WHAT YOU SHOULD DO
All entries below need to be written out exactly, but without their pictures.

DATASET CONTENT

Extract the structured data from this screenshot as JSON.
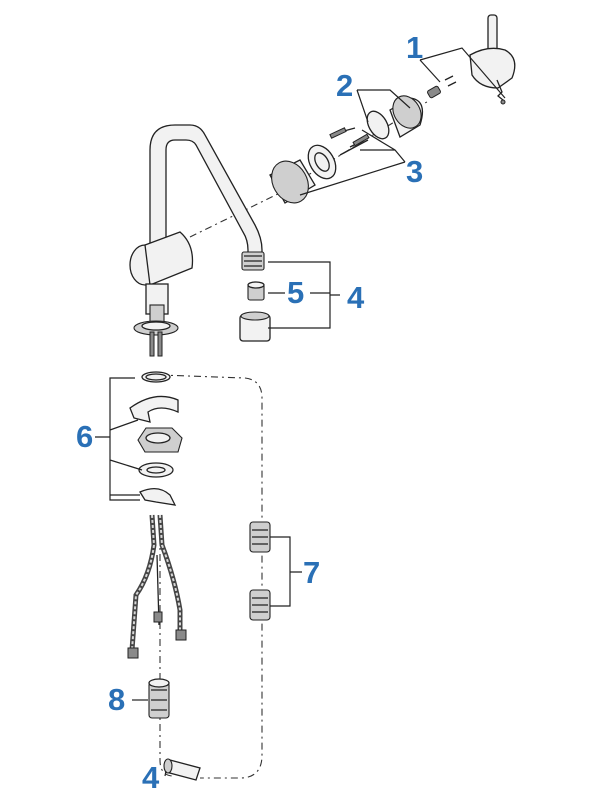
{
  "callouts": {
    "handle": "1",
    "cap_ring": "2",
    "cartridge": "3",
    "spout_end_top": "4",
    "spray_insert": "5",
    "mounting_set": "6",
    "hose_weights": "7",
    "connector": "8",
    "spout_end_bottom": "4"
  },
  "colors": {
    "callout": "#2a70b6",
    "line": "#222222"
  }
}
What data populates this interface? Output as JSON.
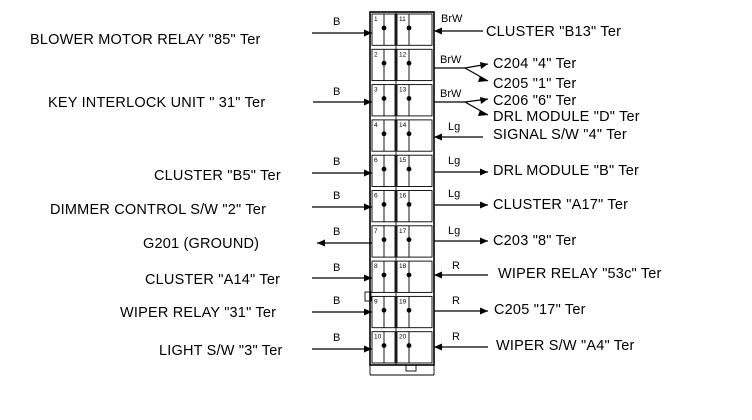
{
  "left_wires": [
    {
      "label": "BLOWER MOTOR RELAY \"85\" Ter",
      "color": "B",
      "pin": "1"
    },
    {
      "label": "KEY INTERLOCK UNIT \" 31\" Ter",
      "color": "B",
      "pin": "3"
    },
    {
      "label": "CLUSTER \"B5\" Ter",
      "color": "B",
      "pin": "6"
    },
    {
      "label": "DIMMER CONTROL S/W \"2\" Ter",
      "color": "B",
      "pin": "6"
    },
    {
      "label": "G201 (GROUND)",
      "color": "B",
      "pin": "7"
    },
    {
      "label": "CLUSTER \"A14\" Ter",
      "color": "B",
      "pin": "8"
    },
    {
      "label": "WIPER RELAY \"31\" Ter",
      "color": "B",
      "pin": "9"
    },
    {
      "label": "LIGHT S/W \"3\" Ter",
      "color": "B",
      "pin": "10"
    }
  ],
  "right_wires": [
    {
      "label": "CLUSTER \"B13\" Ter",
      "color": "BrW",
      "pin": "11"
    },
    {
      "label": "C204 \"4\" Ter",
      "color": "BrW",
      "pin": "12"
    },
    {
      "label": "C205 \"1\" Ter",
      "color": "",
      "pin": "12"
    },
    {
      "label": "C206 \"6\" Ter",
      "color": "BrW",
      "pin": "13"
    },
    {
      "label": "DRL MODULE \"D\" Ter",
      "color": "",
      "pin": "13"
    },
    {
      "label": "SIGNAL S/W \"4\" Ter",
      "color": "Lg",
      "pin": "14"
    },
    {
      "label": "DRL MODULE \"B\" Ter",
      "color": "Lg",
      "pin": "15"
    },
    {
      "label": "CLUSTER \"A17\" Ter",
      "color": "Lg",
      "pin": "16"
    },
    {
      "label": "C203 \"8\" Ter",
      "color": "Lg",
      "pin": "17"
    },
    {
      "label": "WIPER RELAY \"53c\" Ter",
      "color": "R",
      "pin": "18"
    },
    {
      "label": "C205 \"17\" Ter",
      "color": "R",
      "pin": "19"
    },
    {
      "label": "WIPER S/W \"A4\" Ter",
      "color": "R",
      "pin": "20"
    }
  ],
  "connector": {
    "left_pins": [
      "1",
      "2",
      "3",
      "4",
      "6",
      "6",
      "7",
      "8",
      "9",
      "10"
    ],
    "right_pins": [
      "11",
      "12",
      "13",
      "14",
      "15",
      "16",
      "17",
      "18",
      "19",
      "20"
    ]
  }
}
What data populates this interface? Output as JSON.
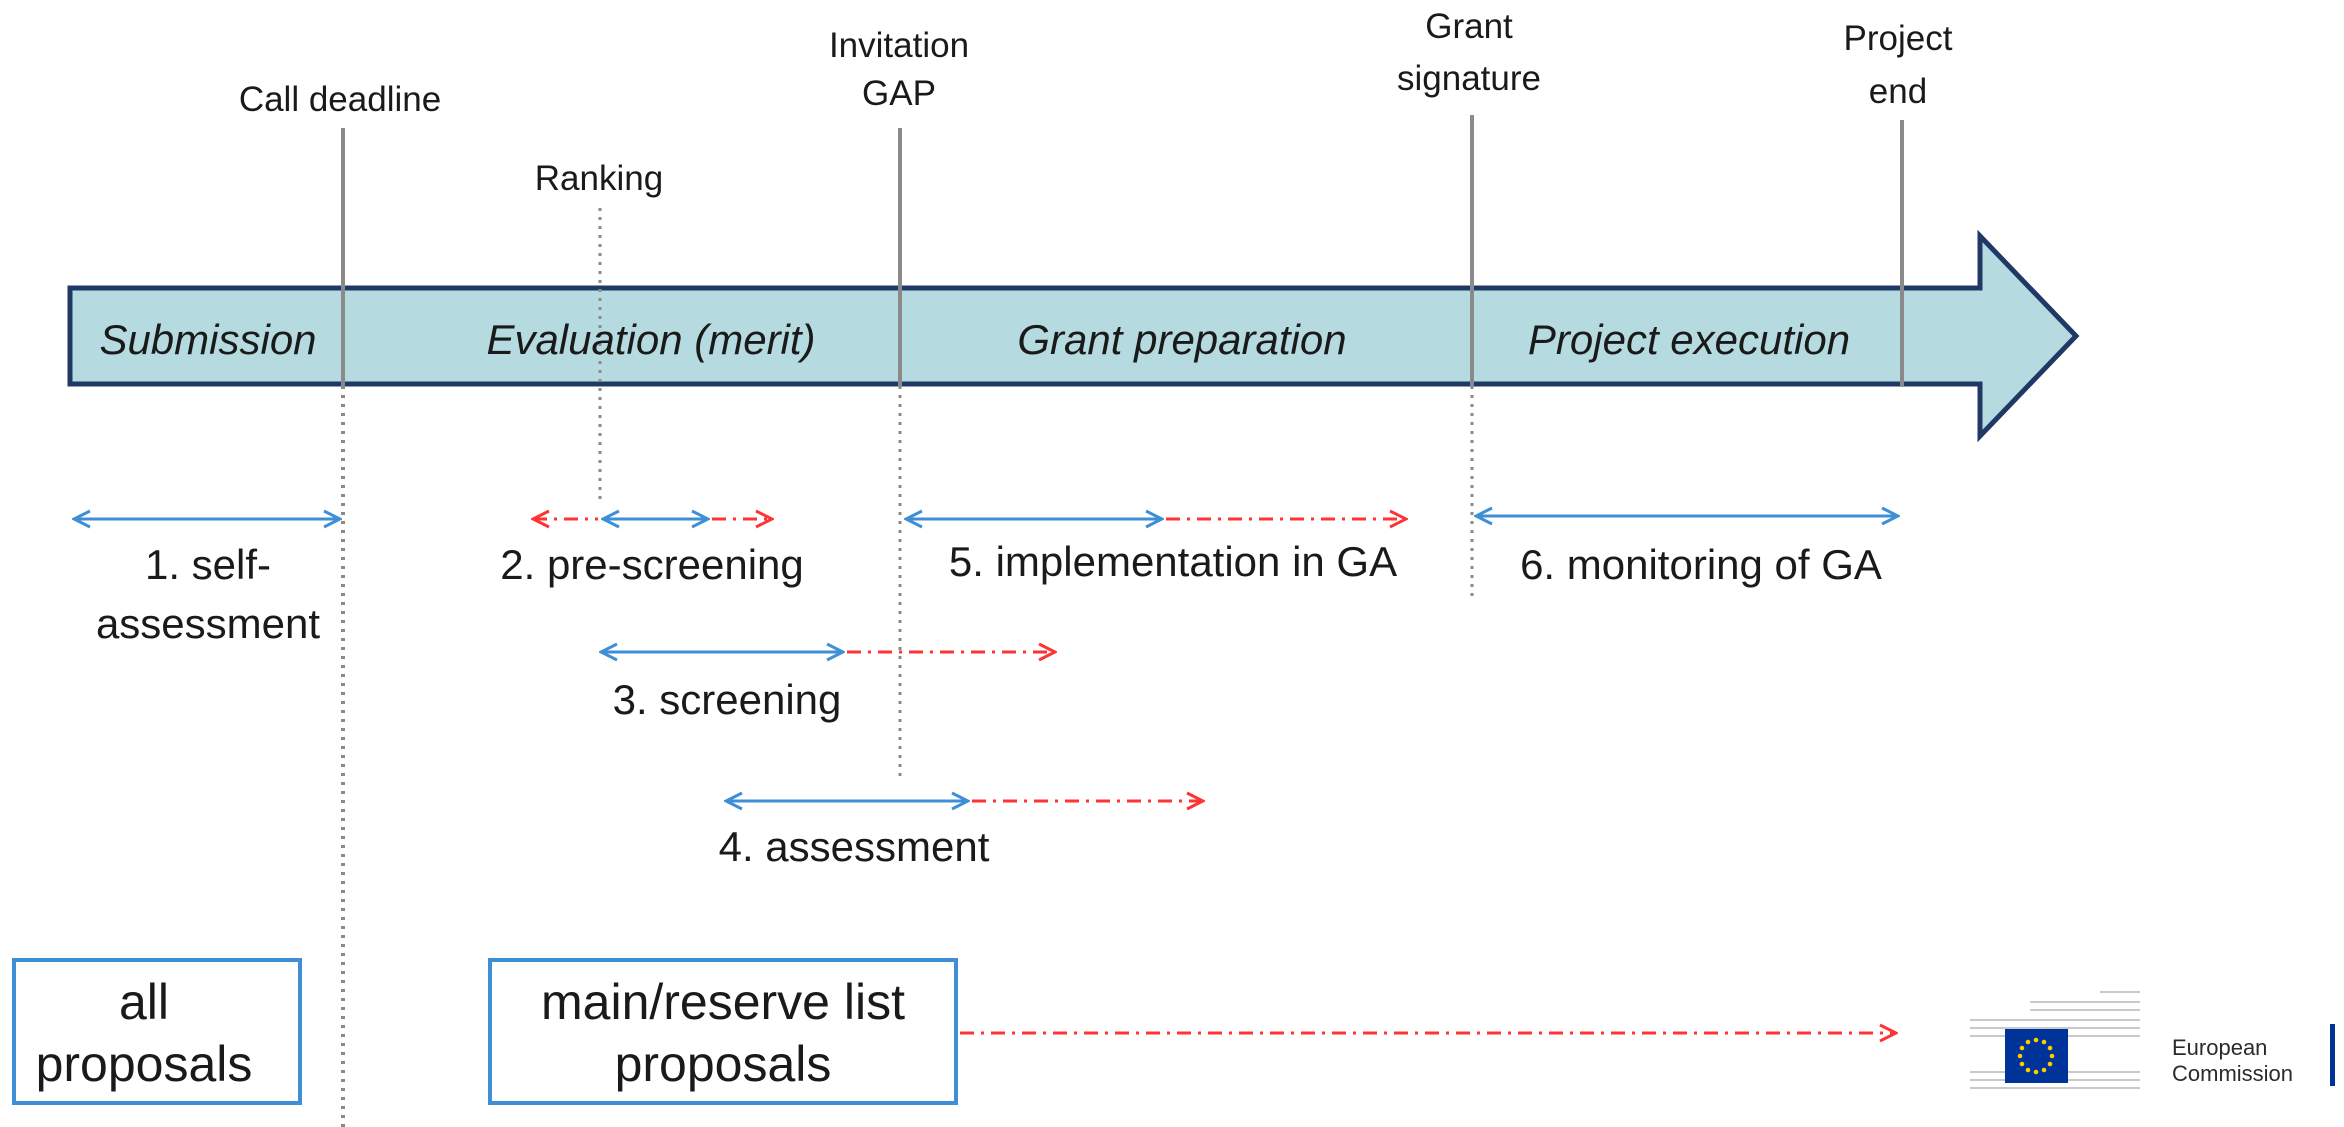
{
  "milestones": {
    "call_deadline": "Call deadline",
    "ranking": "Ranking",
    "invitation_gap_line1": "Invitation",
    "invitation_gap_line2": "GAP",
    "grant_signature_line1": "Grant",
    "grant_signature_line2": "signature",
    "project_end_line1": "Project",
    "project_end_line2": "end"
  },
  "phases": {
    "submission": "Submission",
    "evaluation": "Evaluation (merit)",
    "grant_preparation": "Grant preparation",
    "project_execution": "Project execution"
  },
  "steps": {
    "self_assessment_line1": "1. self-",
    "self_assessment_line2": "assessment",
    "pre_screening": "2. pre-screening",
    "screening": "3. screening",
    "assessment": "4. assessment",
    "implementation": "5. implementation in GA",
    "monitoring": "6. monitoring of GA"
  },
  "boxes": {
    "all_proposals_line1": "all",
    "all_proposals_line2": "proposals",
    "main_reserve_line1": "main/reserve list",
    "main_reserve_line2": "proposals"
  },
  "logo": {
    "line1": "European",
    "line2": "Commission"
  },
  "colors": {
    "timeline_fill": "#b5dbe0",
    "timeline_stroke": "#1f3864",
    "solid_arrow": "#3f8fd6",
    "dashed_arrow": "#ff3333",
    "box_border": "#3f8fd6",
    "eu_flag": "#003399",
    "eu_stars": "#ffcc00"
  }
}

WRITTEN RESPONSE
Extract the structured data from this screenshot as JSON.
{
  "callouts": {
    "handle": "1",
    "cap_ring": "2",
    "cartridge": "3",
    "spout_end_top": "4",
    "spray_insert": "5",
    "mounting_set": "6",
    "hose_weights": "7",
    "connector": "8",
    "spout_end_bottom": "4"
  },
  "colors": {
    "callout": "#2a70b6",
    "line": "#222222"
  }
}
What data populates this interface? Output as JSON.
{
  "left_wires": [
    {
      "label": "BLOWER MOTOR RELAY \"85\" Ter",
      "color": "B",
      "pin": "1"
    },
    {
      "label": "KEY INTERLOCK UNIT \" 31\" Ter",
      "color": "B",
      "pin": "3"
    },
    {
      "label": "CLUSTER \"B5\" Ter",
      "color": "B",
      "pin": "6"
    },
    {
      "label": "DIMMER CONTROL S/W \"2\" Ter",
      "color": "B",
      "pin": "6"
    },
    {
      "label": "G201 (GROUND)",
      "color": "B",
      "pin": "7"
    },
    {
      "label": "CLUSTER \"A14\" Ter",
      "color": "B",
      "pin": "8"
    },
    {
      "label": "WIPER RELAY \"31\" Ter",
      "color": "B",
      "pin": "9"
    },
    {
      "label": "LIGHT S/W \"3\" Ter",
      "color": "B",
      "pin": "10"
    }
  ],
  "right_wires": [
    {
      "label": "CLUSTER \"B13\" Ter",
      "color": "BrW",
      "pin": "11"
    },
    {
      "label": "C204 \"4\" Ter",
      "color": "BrW",
      "pin": "12"
    },
    {
      "label": "C205 \"1\" Ter",
      "color": "",
      "pin": "12"
    },
    {
      "label": "C206 \"6\" Ter",
      "color": "BrW",
      "pin": "13"
    },
    {
      "label": "DRL MODULE \"D\" Ter",
      "color": "",
      "pin": "13"
    },
    {
      "label": "SIGNAL S/W \"4\" Ter",
      "color": "Lg",
      "pin": "14"
    },
    {
      "label": "DRL MODULE \"B\" Ter",
      "color": "Lg",
      "pin": "15"
    },
    {
      "label": "CLUSTER \"A17\" Ter",
      "color": "Lg",
      "pin": "16"
    },
    {
      "label": "C203 \"8\" Ter",
      "color": "Lg",
      "pin": "17"
    },
    {
      "label": "WIPER RELAY \"53c\" Ter",
      "color": "R",
      "pin": "18"
    },
    {
      "label": "C205 \"17\" Ter",
      "color": "R",
      "pin": "19"
    },
    {
      "label": "WIPER S/W \"A4\" Ter",
      "color": "R",
      "pin": "20"
    }
  ],
  "connector": {
    "left_pins": [
      "1",
      "2",
      "3",
      "4",
      "6",
      "6",
      "7",
      "8",
      "9",
      "10"
    ],
    "right_pins": [
      "11",
      "12",
      "13",
      "14",
      "15",
      "16",
      "17",
      "18",
      "19",
      "20"
    ]
  }
}
What data populates this interface? Output as JSON.
{
  "milestones": {
    "call_deadline": "Call deadline",
    "ranking": "Ranking",
    "invitation_gap_line1": "Invitation",
    "invitation_gap_line2": "GAP",
    "grant_signature_line1": "Grant",
    "grant_signature_line2": "signature",
    "project_end_line1": "Project",
    "project_end_line2": "end"
  },
  "phases": {
    "submission": "Submission",
    "evaluation": "Evaluation (merit)",
    "grant_preparation": "Grant preparation",
    "project_execution": "Project execution"
  },
  "steps": {
    "self_assessment_line1": "1. self-",
    "self_assessment_line2": "assessment",
    "pre_screening": "2. pre-screening",
    "screening": "3. screening",
    "assessment": "4. assessment",
    "implementation": "5. implementation in GA",
    "monitoring": "6. monitoring of GA"
  },
  "boxes": {
    "all_proposals_line1": "all",
    "all_proposals_line2": "proposals",
    "main_reserve_line1": "main/reserve list",
    "main_reserve_line2": "proposals"
  },
  "logo": {
    "line1": "European",
    "line2": "Commission"
  },
  "colors": {
    "timeline_fill": "#b5dbe0",
    "timeline_stroke": "#1f3864",
    "solid_arrow": "#3f8fd6",
    "dashed_arrow": "#ff3333",
    "box_border": "#3f8fd6",
    "eu_flag": "#003399",
    "eu_stars": "#ffcc00"
  }
}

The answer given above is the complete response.